• _Aim_
Look through the records that follow. Copy every line containing the word "valves".

---+---

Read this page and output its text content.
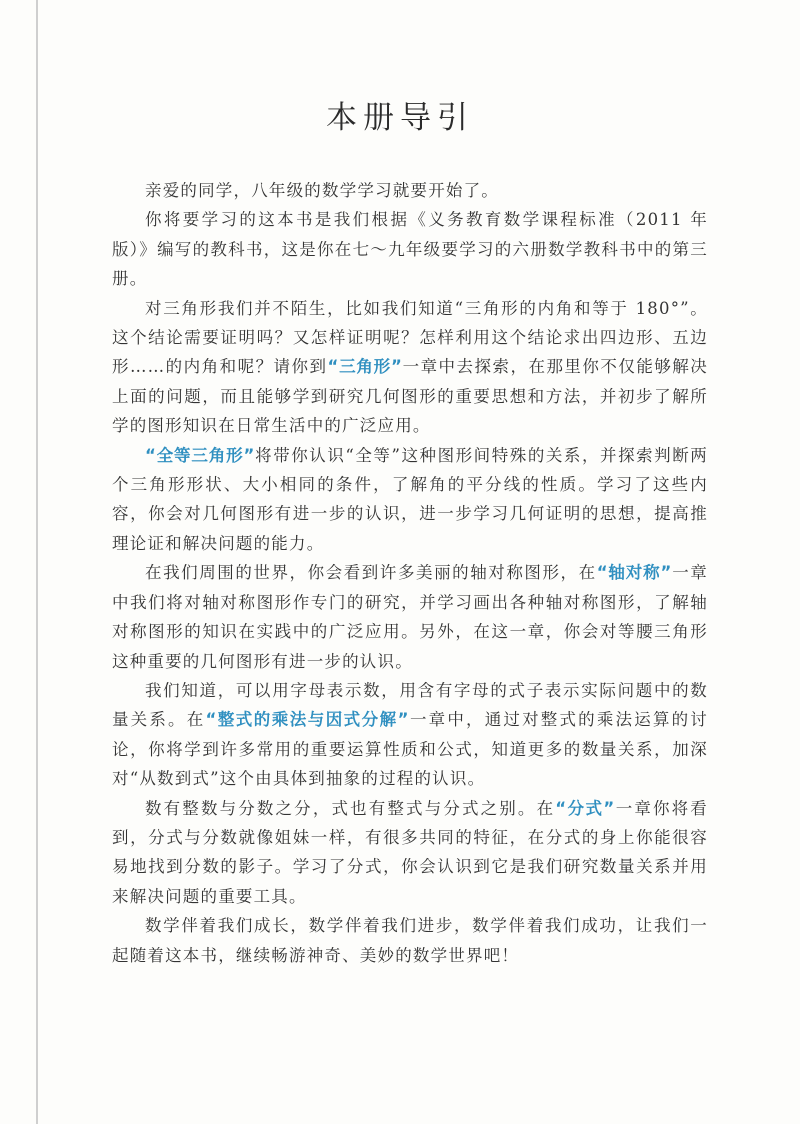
本册导引

亲爱的同学，八年级的数学学习就要开始了。

你将要学习的这本书是我们根据《义务教育数学课程标准（2011 年版）》编写的教科书，这是你在七～九年级要学习的六册数学教科书中的第三册。

对三角形我们并不陌生，比如我们知道“三角形的内角和等于 180°”。这个结论需要证明吗？又怎样证明呢？怎样利用这个结论求出四边形、五边形……的内角和呢？请你到“三角形”一章中去探索，在那里你不仅能够解决上面的问题，而且能够学到研究几何图形的重要思想和方法，并初步了解所学的图形知识在日常生活中的广泛应用。

“全等三角形”将带你认识“全等”这种图形间特殊的关系，并探索判断两个三角形形状、大小相同的条件，了解角的平分线的性质。学习了这些内容，你会对几何图形有进一步的认识，进一步学习几何证明的思想，提高推理论证和解决问题的能力。

在我们周围的世界，你会看到许多美丽的轴对称图形，在“轴对称”一章中我们将对轴对称图形作专门的研究，并学习画出各种轴对称图形，了解轴对称图形的知识在实践中的广泛应用。另外，在这一章，你会对等腰三角形这种重要的几何图形有进一步的认识。

我们知道，可以用字母表示数，用含有字母的式子表示实际问题中的数量关系。在“整式的乘法与因式分解”一章中，通过对整式的乘法运算的讨论，你将学到许多常用的重要运算性质和公式，知道更多的数量关系，加深对“从数到式”这个由具体到抽象的过程的认识。

数有整数与分数之分，式也有整式与分式之别。在“分式”一章你将看到，分式与分数就像姐妹一样，有很多共同的特征，在分式的身上你能很容易地找到分数的影子。学习了分式，你会认识到它是我们研究数量关系并用来解决问题的重要工具。

数学伴着我们成长，数学伴着我们进步，数学伴着我们成功，让我们一起随着这本书，继续畅游神奇、美妙的数学世界吧！
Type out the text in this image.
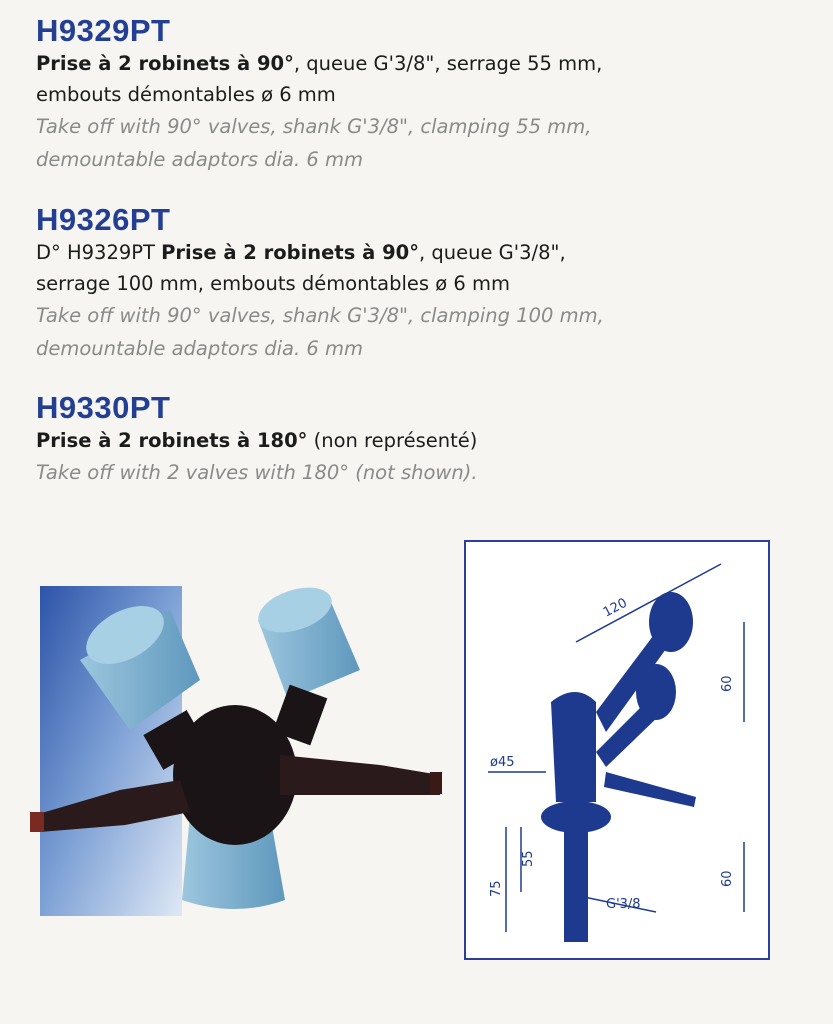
H9329PT
Prise à 2 robinets à 90°, queue G'3/8", serrage 55 mm,
embouts démontables ø 6 mm
Take off with 90° valves, shank G'3/8", clamping 55 mm,
demountable adaptors dia. 6 mm
H9326PT
D° H9329PT Prise à 2 robinets à 90°, queue G'3/8",
serrage 100 mm, embouts démontables ø 6 mm
Take off with 90° valves, shank G'3/8", clamping 100 mm,
demountable adaptors dia. 6 mm
H9330PT
Prise à 2 robinets à 180° (non représenté)
Take off with 2 valves with 180° (not shown).
120
60
60
ø45
55
75
G'3/8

---+---

• _Solution to this problem_
Take off with 90° valves, shank G'3/8", clamping 55 mm,
Take off with 90° valves, shank G'3/8", clamping 100 mm,
Take off with 2 valves with 180° (not shown).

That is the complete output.